From the post about a masked loss function, pull out the passage that begins at the words "As far as I" and stops after "y_true_not_nan_mask = tf.logical_not(tf.is_nan(y_true))".
DOCUMENT EXTRACT Block Start
Therefore what I need is rather a loss function that creates a mask for the missing values in the original data and applies this mask to the original and predicted values before the calculations. To sum up, the pipeline we have in mind is as follows:

1- Get the original data which initially may have missing values (numpy.nan) and preprocess omitting the missing values
2- Introduce further missing values to the data at random (e.g. 10% in total)
3- Modify the loss function of Tybalt, defined in the CustomVariationalLayer: Modify vae_loss() steps as follows:
a) Create a boolean mask to get only where the original values are missing*
b) Mask the original and the predicted data with this mask
c) Calculate the cost with the masked input vector and reconstruction vector
(*We could extend the mask so that the loss is only calculated on the corrupted values that are not missing in the original data but only in the training data to focus on missing value imputation. It should be easy once the loss function is ready.)
4- Train the model with the corrupted data using the modified loss function

As far as I am concerned, I only need to modify the reconstruction error, K.metrics.binary_crossentropy() and not the KL term to achieve this. Therefore I have been working on a custom binary-cross-entropy function that masks the original and predicted values, where the original data is missing :

def custom_binary_crossentropy(y_true, y_pred): 
    # Create the mask to mask the values where the original data has missing values
    y_true_not_nan_mask = tf.logical_not(tf.is_nan(y_true))
DOCUMENT EXTRACT Block End
DATASET ENTRIES Block Start
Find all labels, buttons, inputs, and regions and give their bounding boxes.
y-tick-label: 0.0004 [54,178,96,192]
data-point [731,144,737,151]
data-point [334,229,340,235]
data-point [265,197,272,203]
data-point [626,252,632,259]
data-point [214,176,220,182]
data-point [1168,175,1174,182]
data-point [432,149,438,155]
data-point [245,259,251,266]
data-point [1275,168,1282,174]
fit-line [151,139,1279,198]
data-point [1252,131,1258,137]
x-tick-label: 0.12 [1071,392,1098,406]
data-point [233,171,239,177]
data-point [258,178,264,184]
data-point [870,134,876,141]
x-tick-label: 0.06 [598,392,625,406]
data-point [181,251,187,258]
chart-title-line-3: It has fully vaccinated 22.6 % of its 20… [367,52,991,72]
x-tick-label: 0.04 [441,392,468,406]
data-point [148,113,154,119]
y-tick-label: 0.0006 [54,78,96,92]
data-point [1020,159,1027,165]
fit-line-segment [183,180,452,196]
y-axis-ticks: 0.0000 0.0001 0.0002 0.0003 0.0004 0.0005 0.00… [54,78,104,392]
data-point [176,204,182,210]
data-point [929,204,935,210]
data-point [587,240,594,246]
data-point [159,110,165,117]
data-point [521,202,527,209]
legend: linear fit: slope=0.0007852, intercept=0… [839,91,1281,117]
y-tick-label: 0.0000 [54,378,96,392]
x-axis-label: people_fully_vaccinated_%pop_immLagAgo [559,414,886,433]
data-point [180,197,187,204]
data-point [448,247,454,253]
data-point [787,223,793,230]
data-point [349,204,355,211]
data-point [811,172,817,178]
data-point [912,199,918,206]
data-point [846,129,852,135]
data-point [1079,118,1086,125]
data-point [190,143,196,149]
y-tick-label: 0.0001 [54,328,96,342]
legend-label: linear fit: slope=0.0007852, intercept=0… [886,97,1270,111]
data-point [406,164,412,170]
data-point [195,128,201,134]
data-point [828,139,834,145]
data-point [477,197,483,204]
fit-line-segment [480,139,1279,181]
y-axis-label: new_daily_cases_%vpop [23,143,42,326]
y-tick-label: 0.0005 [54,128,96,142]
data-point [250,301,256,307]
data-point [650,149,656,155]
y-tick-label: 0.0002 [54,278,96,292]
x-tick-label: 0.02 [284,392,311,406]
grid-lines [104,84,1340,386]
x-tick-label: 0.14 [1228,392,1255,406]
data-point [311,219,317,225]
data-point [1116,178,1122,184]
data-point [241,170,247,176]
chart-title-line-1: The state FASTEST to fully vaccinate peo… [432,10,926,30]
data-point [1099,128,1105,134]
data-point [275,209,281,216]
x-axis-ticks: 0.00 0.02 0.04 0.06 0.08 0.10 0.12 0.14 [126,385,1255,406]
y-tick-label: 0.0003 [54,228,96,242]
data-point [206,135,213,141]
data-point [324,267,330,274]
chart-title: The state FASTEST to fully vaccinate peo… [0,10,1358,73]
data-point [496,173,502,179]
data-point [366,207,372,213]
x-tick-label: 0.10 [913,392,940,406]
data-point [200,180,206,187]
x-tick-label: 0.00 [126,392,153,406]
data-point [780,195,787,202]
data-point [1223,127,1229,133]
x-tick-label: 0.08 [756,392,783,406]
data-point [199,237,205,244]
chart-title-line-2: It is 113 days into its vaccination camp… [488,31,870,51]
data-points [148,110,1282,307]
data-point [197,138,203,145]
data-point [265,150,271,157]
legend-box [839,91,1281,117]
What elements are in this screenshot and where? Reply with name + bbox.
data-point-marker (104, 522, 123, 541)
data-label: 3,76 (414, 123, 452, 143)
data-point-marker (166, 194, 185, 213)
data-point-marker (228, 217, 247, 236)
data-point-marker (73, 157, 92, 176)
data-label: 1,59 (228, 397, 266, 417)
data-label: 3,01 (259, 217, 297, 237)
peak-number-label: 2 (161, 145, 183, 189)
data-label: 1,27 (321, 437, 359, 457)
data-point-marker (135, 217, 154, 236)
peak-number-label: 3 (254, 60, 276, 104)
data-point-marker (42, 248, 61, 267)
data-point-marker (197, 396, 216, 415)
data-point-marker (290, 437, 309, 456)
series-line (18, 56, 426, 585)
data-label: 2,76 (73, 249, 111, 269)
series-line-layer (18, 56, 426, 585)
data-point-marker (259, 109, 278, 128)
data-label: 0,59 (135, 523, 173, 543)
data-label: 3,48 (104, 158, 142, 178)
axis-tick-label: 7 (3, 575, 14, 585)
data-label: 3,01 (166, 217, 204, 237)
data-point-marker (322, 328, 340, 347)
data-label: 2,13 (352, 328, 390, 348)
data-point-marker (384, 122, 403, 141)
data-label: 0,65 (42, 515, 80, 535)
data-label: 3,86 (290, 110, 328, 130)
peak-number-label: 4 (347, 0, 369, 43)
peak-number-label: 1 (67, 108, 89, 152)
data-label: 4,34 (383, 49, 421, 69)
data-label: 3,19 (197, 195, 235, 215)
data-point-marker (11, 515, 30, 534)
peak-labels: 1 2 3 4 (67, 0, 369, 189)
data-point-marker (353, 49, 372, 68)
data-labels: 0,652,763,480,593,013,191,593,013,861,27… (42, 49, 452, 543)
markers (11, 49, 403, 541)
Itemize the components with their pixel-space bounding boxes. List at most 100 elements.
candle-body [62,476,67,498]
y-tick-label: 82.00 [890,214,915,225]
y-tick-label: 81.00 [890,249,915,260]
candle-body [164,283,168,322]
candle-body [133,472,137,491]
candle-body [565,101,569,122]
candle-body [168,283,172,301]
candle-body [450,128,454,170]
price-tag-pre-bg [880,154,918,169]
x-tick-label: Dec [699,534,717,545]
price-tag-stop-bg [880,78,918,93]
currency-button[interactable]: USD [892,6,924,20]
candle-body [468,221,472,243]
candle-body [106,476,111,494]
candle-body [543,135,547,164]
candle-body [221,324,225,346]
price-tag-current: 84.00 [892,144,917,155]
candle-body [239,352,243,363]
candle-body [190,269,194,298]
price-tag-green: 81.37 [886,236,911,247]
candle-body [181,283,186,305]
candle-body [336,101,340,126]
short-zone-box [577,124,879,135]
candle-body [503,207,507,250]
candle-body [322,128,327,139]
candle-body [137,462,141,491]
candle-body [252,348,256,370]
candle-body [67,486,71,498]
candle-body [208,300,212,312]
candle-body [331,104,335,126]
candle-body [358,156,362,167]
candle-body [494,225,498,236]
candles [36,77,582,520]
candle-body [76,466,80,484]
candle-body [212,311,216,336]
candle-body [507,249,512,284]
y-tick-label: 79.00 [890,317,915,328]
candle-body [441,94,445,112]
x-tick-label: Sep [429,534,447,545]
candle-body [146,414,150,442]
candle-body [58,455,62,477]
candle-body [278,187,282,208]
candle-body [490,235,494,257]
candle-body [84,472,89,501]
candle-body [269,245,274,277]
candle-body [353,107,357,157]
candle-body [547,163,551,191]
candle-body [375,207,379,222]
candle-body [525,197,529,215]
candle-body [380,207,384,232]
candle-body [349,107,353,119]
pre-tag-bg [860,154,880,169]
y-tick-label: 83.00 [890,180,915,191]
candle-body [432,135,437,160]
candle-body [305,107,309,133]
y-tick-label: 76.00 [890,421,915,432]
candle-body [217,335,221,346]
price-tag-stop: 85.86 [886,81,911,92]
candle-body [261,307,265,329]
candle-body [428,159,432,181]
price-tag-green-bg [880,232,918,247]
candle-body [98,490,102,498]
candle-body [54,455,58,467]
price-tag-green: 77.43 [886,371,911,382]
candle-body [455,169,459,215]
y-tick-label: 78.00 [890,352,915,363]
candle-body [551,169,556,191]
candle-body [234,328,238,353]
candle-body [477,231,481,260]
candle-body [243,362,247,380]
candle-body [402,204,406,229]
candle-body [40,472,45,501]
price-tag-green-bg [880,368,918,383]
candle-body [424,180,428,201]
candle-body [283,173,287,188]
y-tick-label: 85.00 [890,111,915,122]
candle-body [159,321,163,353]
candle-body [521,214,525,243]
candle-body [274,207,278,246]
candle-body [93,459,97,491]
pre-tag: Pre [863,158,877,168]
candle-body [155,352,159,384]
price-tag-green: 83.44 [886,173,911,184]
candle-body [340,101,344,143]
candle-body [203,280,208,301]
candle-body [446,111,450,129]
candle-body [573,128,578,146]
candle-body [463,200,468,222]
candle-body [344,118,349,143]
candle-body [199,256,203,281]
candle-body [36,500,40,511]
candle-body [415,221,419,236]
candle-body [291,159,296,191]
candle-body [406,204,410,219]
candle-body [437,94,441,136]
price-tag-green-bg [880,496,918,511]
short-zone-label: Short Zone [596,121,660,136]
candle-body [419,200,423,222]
DATASET ENTRIES Block End
:: ANSWER AREA ::
As far as I am concerned, I only need to modify the reconstruction error, K.metrics.binary_crossentropy() and not the KL term to achieve this. Therefore I have been working on a custom binary-cross-entropy function that masks the original and predicted values, where the original data is missing :

def custom_binary_crossentropy(y_true, y_pred): 
    # Create the mask to mask the values where the original data has missing values
    y_true_not_nan_mask = tf.logical_not(tf.is_nan(y_true))